------ Input rows
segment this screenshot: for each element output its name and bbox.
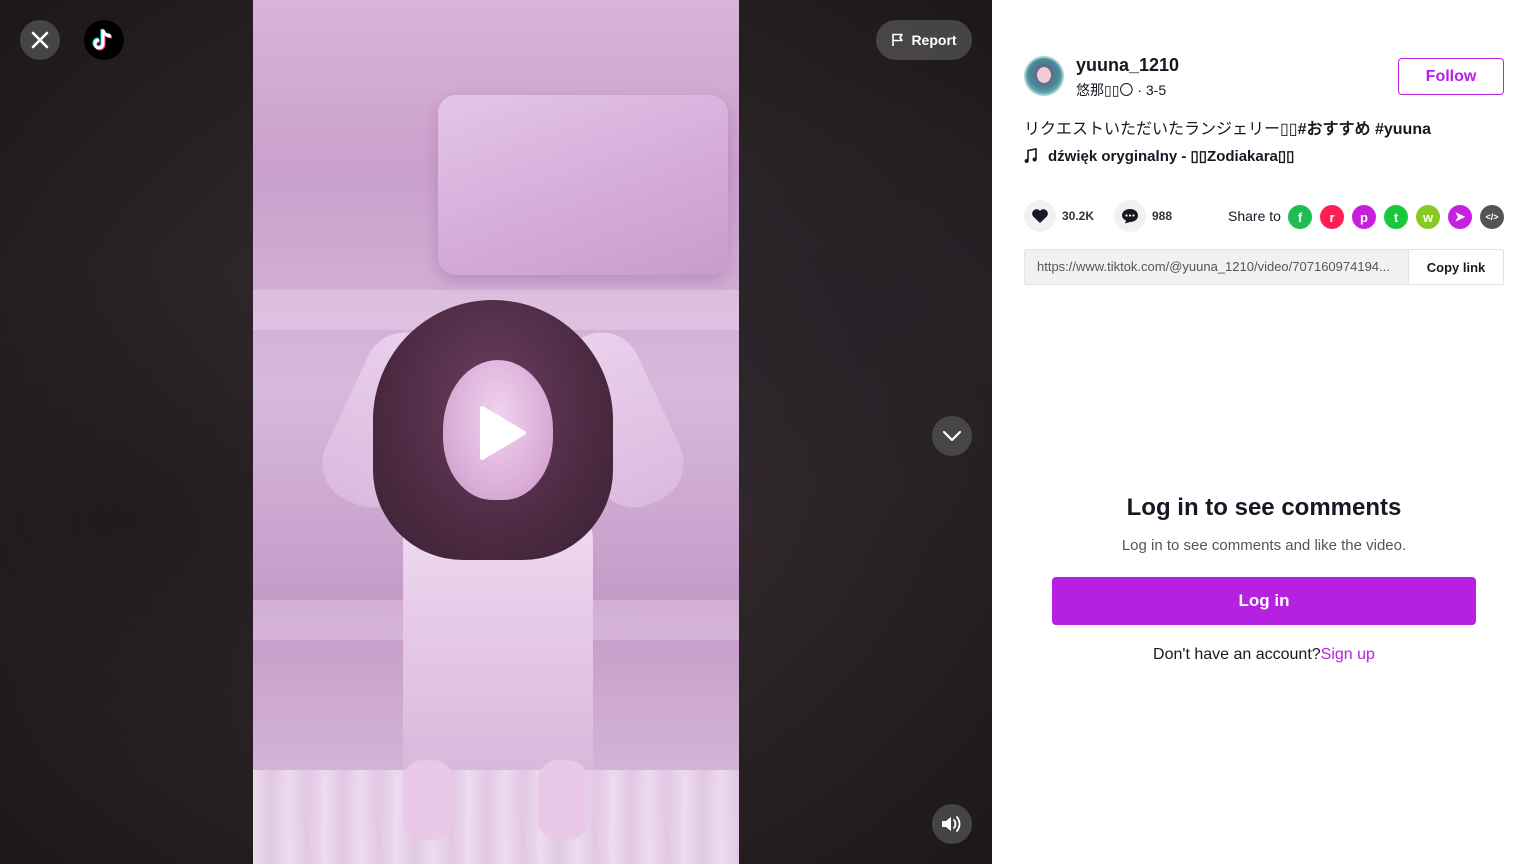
- music-link[interactable]: dźwięk oryginalny - ▯▯Zodiakara▯▯: [1024, 147, 1294, 165]
- like-count: 30.2K: [1062, 209, 1095, 223]
- music-title: dźwięk oryginalny - ▯▯Zodiakara▯▯: [1048, 148, 1295, 165]
- music-note-icon: [1024, 148, 1037, 163]
- tiktok-logo[interactable]: [84, 20, 124, 60]
- volume-button[interactable]: [932, 804, 972, 844]
- pinterest-icon[interactable]: p: [1352, 205, 1376, 229]
- video-link-field[interactable]: https://www.tiktok.com/@yuuna_1210/video…: [1025, 250, 1408, 284]
- username[interactable]: yuuna_1210: [1076, 55, 1179, 76]
- share-label: Share to: [1228, 208, 1281, 224]
- signup-prompt: Don't have an account?Sign up: [992, 646, 1536, 664]
- follow-button[interactable]: Follow: [1398, 58, 1504, 95]
- signup-link[interactable]: Sign up: [1321, 646, 1375, 663]
- comment-stat[interactable]: 988: [1114, 200, 1172, 232]
- volume-icon: [942, 816, 961, 832]
- bed-ruffle: [253, 770, 739, 864]
- chevron-down-icon: [942, 430, 962, 442]
- pillow: [438, 95, 728, 275]
- avatar[interactable]: [1024, 56, 1064, 96]
- embed-icon[interactable]: </>: [1480, 205, 1504, 229]
- nickname: 悠那▯▯〇: [1076, 82, 1134, 98]
- caption-text: リクエストいただいたランジェリー▯▯: [1024, 121, 1298, 138]
- person-foot: [538, 760, 588, 840]
- comment-count: 988: [1152, 209, 1173, 223]
- facebook-icon[interactable]: f: [1288, 205, 1312, 229]
- caption-hashtags[interactable]: #おすすめ #yuuna: [1298, 121, 1431, 138]
- comments-login-subtitle: Log in to see comments and like the vide…: [1121, 537, 1407, 554]
- report-label: Report: [911, 32, 957, 48]
- comment-icon: [1122, 209, 1138, 224]
- next-video-button[interactable]: [932, 416, 972, 456]
- no-account-text: Don't have an account?: [1153, 646, 1321, 663]
- video-area: Report: [0, 0, 992, 864]
- login-button[interactable]: Log in: [1052, 577, 1476, 625]
- separator-dot: ·: [1137, 82, 1146, 98]
- video-link-box: https://www.tiktok.com/@yuuna_1210/video…: [1024, 249, 1504, 285]
- like-stat[interactable]: 30.2K: [1024, 200, 1094, 232]
- like-button[interactable]: [1024, 200, 1056, 232]
- tiktok-video-viewer: Report yuuna_1210 悠那▯▯〇 · 3-5 Follow リクエ…: [0, 0, 1536, 864]
- reddit-icon[interactable]: r: [1320, 205, 1344, 229]
- post-date: 3-5: [1145, 82, 1167, 98]
- twitter-icon[interactable]: t: [1384, 205, 1408, 229]
- person-foot: [403, 760, 453, 840]
- author-subline: 悠那▯▯〇 · 3-5: [1076, 80, 1166, 100]
- copy-link-button[interactable]: Copy link: [1408, 250, 1503, 284]
- close-button[interactable]: [20, 20, 60, 60]
- play-icon[interactable]: [478, 405, 528, 461]
- heart-icon: [1032, 209, 1048, 223]
- whatsapp-icon[interactable]: w: [1416, 205, 1440, 229]
- report-button[interactable]: Report: [876, 20, 972, 60]
- comments-login-title: Log in to see comments: [1126, 494, 1402, 521]
- details-panel: yuuna_1210 悠那▯▯〇 · 3-5 Follow リクエストいただいた…: [992, 0, 1536, 864]
- flag-icon: [892, 33, 904, 46]
- video-caption: リクエストいただいたランジェリー▯▯#おすすめ #yuuna: [1024, 115, 1431, 139]
- close-icon: [31, 31, 49, 49]
- telegram-icon[interactable]: ➤: [1448, 205, 1472, 229]
- tiktok-logo-icon: [92, 28, 113, 51]
- comment-button[interactable]: [1114, 200, 1146, 232]
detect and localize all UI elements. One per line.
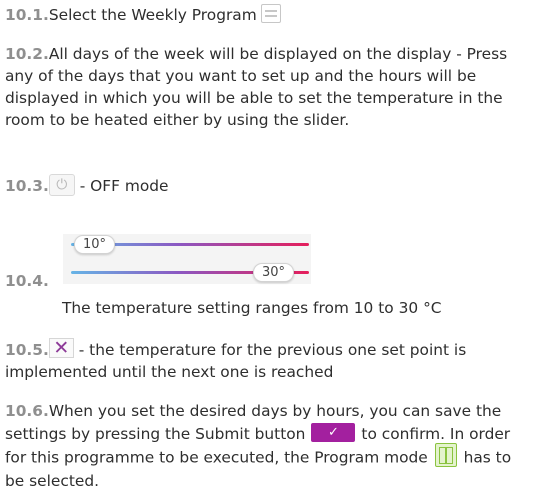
slider-knob-min: 10° [74,235,116,254]
step-text: The temperature setting ranges from 10 t… [62,299,442,317]
step-10-4-text: The temperature setting ranges from 10 t… [5,297,533,319]
step-number: 10.5. [5,341,49,359]
step-10-2: 10.2.All days of the week will be displa… [5,43,533,131]
close-x-icon: ✕ [48,337,74,358]
step-text: Select the Weekly Program [48,6,257,24]
step-number: 10.3. [5,177,49,195]
step-number: 10.1. [5,6,49,24]
step-number: 10.2. [5,45,49,63]
step-10-4: 10.4. [5,270,533,292]
program-mode-icon [434,443,457,467]
power-icon: ⏻ [48,173,75,196]
step-text: - OFF mode [74,177,169,195]
step-number: 10.4. [5,272,49,290]
step-10-6: 10.6.When you set the desired days by ho… [5,400,533,493]
step-number: 10.6. [5,402,49,420]
step-text: - the temperature for the previous one s… [5,341,467,381]
step-10-1: 10.1.Select the Weekly Program [5,4,533,26]
submit-check-icon: ✓ [311,423,356,442]
step-10-3: 10.3. ⏻ - OFF mode [5,173,533,198]
weekly-program-icon [260,4,281,23]
step-text: All days of the week will be displayed o… [5,45,508,129]
step-10-5: 10.5. ✕ - the temperature for the previou… [5,337,533,383]
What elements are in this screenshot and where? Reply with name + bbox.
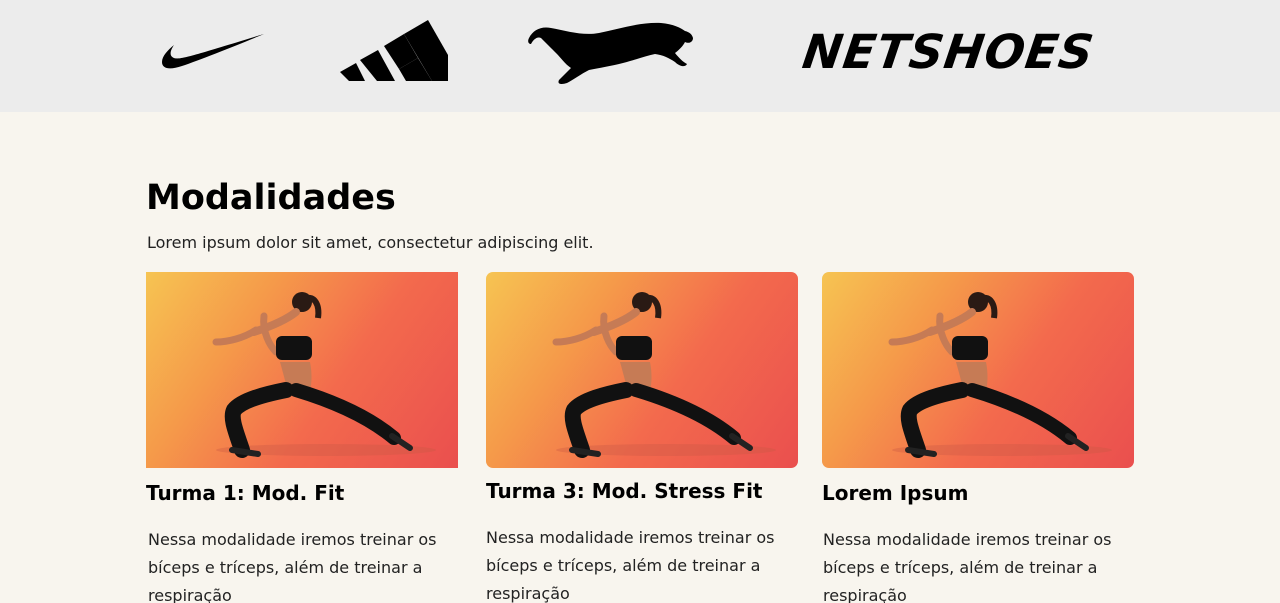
card-title: Turma 3: Mod. Stress Fit (486, 479, 763, 503)
woman-stretching-photo (486, 272, 798, 468)
section-title: Modalidades (146, 178, 396, 218)
card-description: Nessa modalidade iremos treinar os bícep… (486, 528, 775, 603)
card-description: Nessa modalidade iremos treinar os bícep… (148, 530, 437, 603)
modality-card[interactable]: Lorem Ipsum Nessa modalidade iremos trei… (822, 272, 1134, 603)
section-subtitle: Lorem ipsum dolor sit amet, consectetur … (147, 233, 594, 252)
card-description: Nessa modalidade iremos treinar os bícep… (823, 530, 1112, 603)
nike-logo-icon (160, 32, 266, 72)
modality-card[interactable]: Turma 3: Mod. Stress Fit Nessa modalidad… (486, 272, 798, 603)
modality-card[interactable]: Turma 1: Mod. Fit Nessa modalidade iremo… (146, 272, 458, 603)
woman-stretching-photo (822, 272, 1134, 468)
card-title: Turma 1: Mod. Fit (146, 481, 345, 505)
puma-logo-icon (527, 20, 695, 86)
netshoes-logo: NETSHOES (799, 25, 1098, 80)
woman-stretching-photo (146, 272, 458, 468)
card-title: Lorem Ipsum (822, 481, 969, 505)
brand-logos-bar: NETSHOES (0, 0, 1280, 112)
adidas-logo-icon (340, 20, 448, 82)
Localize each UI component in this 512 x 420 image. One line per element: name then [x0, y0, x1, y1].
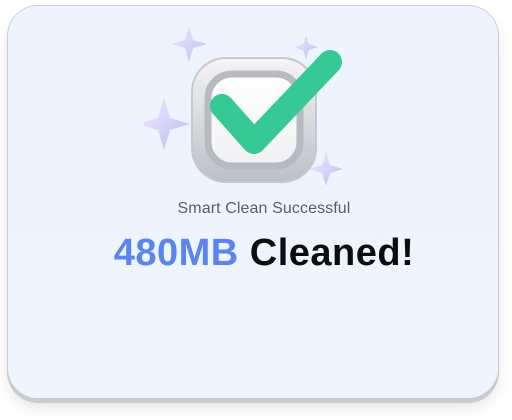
------------
Written instruction:
Return all of the entries above verbatim, leaving out the pictures.

Exercise answer:
segment this screenshot: for each element output its name and bbox.
- music-link[interactable]: dźwięk oryginalny - ▯▯Zodiakara▯▯: [1024, 147, 1294, 165]
- like-count: 30.2K: [1062, 209, 1095, 223]
- music-title: dźwięk oryginalny - ▯▯Zodiakara▯▯: [1048, 148, 1295, 165]
- music-note-icon: [1024, 148, 1037, 163]
- tiktok-logo[interactable]: [84, 20, 124, 60]
- volume-button[interactable]: [932, 804, 972, 844]
- pinterest-icon[interactable]: p: [1352, 205, 1376, 229]
- video-link-field[interactable]: https://www.tiktok.com/@yuuna_1210/video…: [1025, 250, 1408, 284]
- username[interactable]: yuuna_1210: [1076, 55, 1179, 76]
- share-label: Share to: [1228, 208, 1281, 224]
- signup-prompt: Don't have an account?Sign up: [992, 646, 1536, 664]
- follow-button[interactable]: Follow: [1398, 58, 1504, 95]
- signup-link[interactable]: Sign up: [1321, 646, 1375, 663]
- comment-stat[interactable]: 988: [1114, 200, 1172, 232]
- volume-icon: [942, 816, 961, 832]
- bed-ruffle: [253, 770, 739, 864]
- chevron-down-icon: [942, 430, 962, 442]
- pillow: [438, 95, 728, 275]
- avatar[interactable]: [1024, 56, 1064, 96]
- embed-icon[interactable]: </>: [1480, 205, 1504, 229]
- nickname: 悠那▯▯〇: [1076, 82, 1134, 98]
- caption-text: リクエストいただいたランジェリー▯▯: [1024, 121, 1298, 138]
- person-foot: [538, 760, 588, 840]
- comment-count: 988: [1152, 209, 1173, 223]
- facebook-icon[interactable]: f: [1288, 205, 1312, 229]
- caption-hashtags[interactable]: #おすすめ #yuuna: [1298, 121, 1431, 138]
- comments-login-subtitle: Log in to see comments and like the vide…: [1121, 537, 1407, 554]
- report-label: Report: [911, 32, 957, 48]
- comment-icon: [1122, 209, 1138, 224]
- next-video-button[interactable]: [932, 416, 972, 456]
- no-account-text: Don't have an account?: [1153, 646, 1321, 663]
- video-area: Report: [0, 0, 992, 864]
- login-button[interactable]: Log in: [1052, 577, 1476, 625]
- separator-dot: ·: [1137, 82, 1146, 98]
- video-link-box: https://www.tiktok.com/@yuuna_1210/video…: [1024, 249, 1504, 285]
- like-stat[interactable]: 30.2K: [1024, 200, 1094, 232]
- like-button[interactable]: [1024, 200, 1056, 232]
- tiktok-video-viewer: Report yuuna_1210 悠那▯▯〇 · 3-5 Follow リクエ…: [0, 0, 1536, 864]
- reddit-icon[interactable]: r: [1320, 205, 1344, 229]
- post-date: 3-5: [1145, 82, 1167, 98]
- twitter-icon[interactable]: t: [1384, 205, 1408, 229]
- person-foot: [403, 760, 453, 840]
- author-subline: 悠那▯▯〇 · 3-5: [1076, 80, 1166, 100]
- copy-link-button[interactable]: Copy link: [1408, 250, 1503, 284]
- close-button[interactable]: [20, 20, 60, 60]
- play-icon[interactable]: [478, 405, 528, 461]
- heart-icon: [1032, 209, 1048, 223]
- whatsapp-icon[interactable]: w: [1416, 205, 1440, 229]
- report-button[interactable]: Report: [876, 20, 972, 60]
- comments-login-title: Log in to see comments: [1126, 494, 1402, 521]
- details-panel: yuuna_1210 悠那▯▯〇 · 3-5 Follow リクエストいただいた…: [992, 0, 1536, 864]
- flag-icon: [892, 33, 904, 46]
- video-caption: リクエストいただいたランジェリー▯▯#おすすめ #yuuna: [1024, 115, 1431, 139]
- close-icon: [31, 31, 49, 49]
- telegram-icon[interactable]: ➤: [1448, 205, 1472, 229]
- tiktok-logo-icon: [92, 28, 113, 51]
- comment-button[interactable]: [1114, 200, 1146, 232]
detect and localize all UI elements. One per line.
slider-knob-min: 10° [74,235,116,254]
step-text: The temperature setting ranges from 10 t… [62,299,442,317]
step-10-4-text: The temperature setting ranges from 10 t… [5,297,533,319]
step-number: 10.5. [5,341,49,359]
step-10-2: 10.2.All days of the week will be displa… [5,43,533,131]
close-x-icon: ✕ [48,337,74,358]
step-text: Select the Weekly Program [48,6,257,24]
step-number: 10.3. [5,177,49,195]
step-number: 10.1. [5,6,49,24]
step-number: 10.2. [5,45,49,63]
step-10-4: 10.4. [5,270,533,292]
program-mode-icon [434,443,457,467]
power-icon: ⏻ [48,173,75,196]
step-text: - OFF mode [74,177,169,195]
step-number: 10.4. [5,272,49,290]
step-10-6: 10.6.When you set the desired days by ho… [5,400,533,493]
step-number: 10.6. [5,402,49,420]
step-text: - the temperature for the previous one s… [5,341,467,381]
step-10-1: 10.1.Select the Weekly Program [5,4,533,26]
submit-check-icon: ✓ [311,423,356,442]
step-10-3: 10.3. ⏻ - OFF mode [5,173,533,198]
weekly-program-icon [260,4,281,23]
step-text: All days of the week will be displayed o… [5,45,508,129]
step-10-5: 10.5. ✕ - the temperature for the previou… [5,337,533,383]
What elements are in this screenshot and where? Reply with name + bbox.
card-title: Turma 3: Mod. Stress Fit (486, 479, 763, 503)
woman-stretching-photo (486, 272, 798, 468)
section-title: Modalidades (146, 178, 396, 218)
card-description: Nessa modalidade iremos treinar os bícep… (486, 528, 775, 603)
card-description: Nessa modalidade iremos treinar os bícep… (148, 530, 437, 603)
modality-card[interactable]: Lorem Ipsum Nessa modalidade iremos trei… (822, 272, 1134, 603)
section-subtitle: Lorem ipsum dolor sit amet, consectetur … (147, 233, 594, 252)
card-description: Nessa modalidade iremos treinar os bícep… (823, 530, 1112, 603)
nike-logo-icon (160, 32, 266, 72)
modality-card[interactable]: Turma 3: Mod. Stress Fit Nessa modalidad… (486, 272, 798, 603)
modality-card[interactable]: Turma 1: Mod. Fit Nessa modalidade iremo… (146, 272, 458, 603)
woman-stretching-photo (822, 272, 1134, 468)
card-title: Turma 1: Mod. Fit (146, 481, 345, 505)
puma-logo-icon (527, 20, 695, 86)
netshoes-logo: NETSHOES (799, 25, 1098, 80)
woman-stretching-photo (146, 272, 458, 468)
card-title: Lorem Ipsum (822, 481, 969, 505)
brand-logos-bar: NETSHOES (0, 0, 1280, 112)
adidas-logo-icon (340, 20, 448, 82)
Localize each UI component in this 512 x 420 image. One line per element: name then [x0, y0, x1, y1].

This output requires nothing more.